## RECORDS FOR THIS TASK:

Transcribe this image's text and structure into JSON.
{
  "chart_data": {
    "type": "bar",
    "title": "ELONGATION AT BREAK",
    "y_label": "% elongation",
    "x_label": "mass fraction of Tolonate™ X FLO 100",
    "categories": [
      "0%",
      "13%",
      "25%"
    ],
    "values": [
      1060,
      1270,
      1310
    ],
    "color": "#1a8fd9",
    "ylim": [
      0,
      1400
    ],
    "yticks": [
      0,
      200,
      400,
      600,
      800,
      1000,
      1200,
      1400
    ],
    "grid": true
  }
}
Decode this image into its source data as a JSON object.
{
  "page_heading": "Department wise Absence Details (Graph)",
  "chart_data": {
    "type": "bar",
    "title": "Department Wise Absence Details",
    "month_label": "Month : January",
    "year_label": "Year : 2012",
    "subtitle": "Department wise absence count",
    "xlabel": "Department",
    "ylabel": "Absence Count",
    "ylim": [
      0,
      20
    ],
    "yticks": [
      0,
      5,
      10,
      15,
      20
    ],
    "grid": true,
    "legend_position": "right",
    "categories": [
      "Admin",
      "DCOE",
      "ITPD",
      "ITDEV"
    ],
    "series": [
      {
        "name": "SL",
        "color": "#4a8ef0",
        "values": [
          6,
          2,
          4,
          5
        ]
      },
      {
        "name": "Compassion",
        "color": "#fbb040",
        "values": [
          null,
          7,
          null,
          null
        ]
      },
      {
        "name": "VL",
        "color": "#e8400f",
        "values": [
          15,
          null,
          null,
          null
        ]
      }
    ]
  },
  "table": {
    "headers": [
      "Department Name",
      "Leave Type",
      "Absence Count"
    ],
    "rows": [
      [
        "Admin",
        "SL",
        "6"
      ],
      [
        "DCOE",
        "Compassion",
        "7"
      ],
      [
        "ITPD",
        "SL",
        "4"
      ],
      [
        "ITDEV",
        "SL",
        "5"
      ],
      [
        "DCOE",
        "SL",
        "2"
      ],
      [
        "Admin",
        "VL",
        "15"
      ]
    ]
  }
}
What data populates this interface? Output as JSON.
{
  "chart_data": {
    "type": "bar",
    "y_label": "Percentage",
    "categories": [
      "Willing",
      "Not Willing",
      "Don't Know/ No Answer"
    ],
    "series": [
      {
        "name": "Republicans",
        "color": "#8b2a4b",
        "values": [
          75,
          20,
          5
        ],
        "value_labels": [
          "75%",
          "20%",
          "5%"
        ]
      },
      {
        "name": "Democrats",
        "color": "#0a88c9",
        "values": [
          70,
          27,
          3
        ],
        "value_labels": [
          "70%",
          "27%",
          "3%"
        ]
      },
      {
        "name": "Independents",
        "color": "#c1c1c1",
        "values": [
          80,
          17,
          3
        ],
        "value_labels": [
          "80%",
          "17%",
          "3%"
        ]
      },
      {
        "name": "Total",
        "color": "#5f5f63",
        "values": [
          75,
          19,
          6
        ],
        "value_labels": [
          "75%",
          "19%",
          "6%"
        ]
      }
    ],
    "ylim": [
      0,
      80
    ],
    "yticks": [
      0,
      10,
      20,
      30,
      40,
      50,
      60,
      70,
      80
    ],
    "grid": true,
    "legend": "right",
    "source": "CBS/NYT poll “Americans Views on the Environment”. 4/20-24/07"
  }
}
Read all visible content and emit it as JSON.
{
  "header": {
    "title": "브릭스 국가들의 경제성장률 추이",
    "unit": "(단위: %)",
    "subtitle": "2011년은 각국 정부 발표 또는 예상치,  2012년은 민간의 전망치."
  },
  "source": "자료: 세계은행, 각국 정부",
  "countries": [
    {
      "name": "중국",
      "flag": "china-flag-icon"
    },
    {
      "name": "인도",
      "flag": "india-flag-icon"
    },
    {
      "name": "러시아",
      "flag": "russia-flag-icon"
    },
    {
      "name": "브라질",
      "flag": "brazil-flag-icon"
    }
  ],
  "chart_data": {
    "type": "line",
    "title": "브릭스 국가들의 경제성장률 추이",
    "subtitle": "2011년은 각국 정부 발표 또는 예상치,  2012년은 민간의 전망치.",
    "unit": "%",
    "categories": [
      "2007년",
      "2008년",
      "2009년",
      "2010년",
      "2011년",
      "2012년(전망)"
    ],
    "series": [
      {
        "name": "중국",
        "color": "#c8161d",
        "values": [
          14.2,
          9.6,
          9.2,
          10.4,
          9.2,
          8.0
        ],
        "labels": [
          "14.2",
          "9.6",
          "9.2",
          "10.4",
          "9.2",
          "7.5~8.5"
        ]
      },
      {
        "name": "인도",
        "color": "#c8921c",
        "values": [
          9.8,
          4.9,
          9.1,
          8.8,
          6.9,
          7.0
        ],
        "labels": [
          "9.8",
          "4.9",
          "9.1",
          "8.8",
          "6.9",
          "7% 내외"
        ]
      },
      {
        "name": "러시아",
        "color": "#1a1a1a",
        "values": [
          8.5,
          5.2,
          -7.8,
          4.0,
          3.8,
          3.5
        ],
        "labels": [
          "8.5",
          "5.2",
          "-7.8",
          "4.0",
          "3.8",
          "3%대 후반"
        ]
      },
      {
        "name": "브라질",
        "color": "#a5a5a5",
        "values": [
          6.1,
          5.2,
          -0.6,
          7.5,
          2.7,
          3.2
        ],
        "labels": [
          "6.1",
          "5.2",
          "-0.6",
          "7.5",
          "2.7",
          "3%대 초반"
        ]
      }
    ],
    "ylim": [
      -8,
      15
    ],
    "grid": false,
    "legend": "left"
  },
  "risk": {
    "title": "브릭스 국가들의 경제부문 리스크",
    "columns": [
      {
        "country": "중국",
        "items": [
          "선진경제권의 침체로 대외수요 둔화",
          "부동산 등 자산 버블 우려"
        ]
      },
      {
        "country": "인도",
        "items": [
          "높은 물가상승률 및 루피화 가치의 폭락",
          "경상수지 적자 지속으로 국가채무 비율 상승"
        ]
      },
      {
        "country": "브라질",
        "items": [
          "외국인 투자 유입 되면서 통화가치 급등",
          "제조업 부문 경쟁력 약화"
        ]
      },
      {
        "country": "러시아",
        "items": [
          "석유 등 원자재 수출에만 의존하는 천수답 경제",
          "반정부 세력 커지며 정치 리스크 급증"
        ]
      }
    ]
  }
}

## EXERCISE INSTRUCTIONS:
Pull every line holding "icon" out of the records.

## RESPONSE FOR THIS EXERCISE:
      "flag": "china-flag-icon"
      "flag": "india-flag-icon"
      "flag": "russia-flag-icon"
      "flag": "brazil-flag-icon"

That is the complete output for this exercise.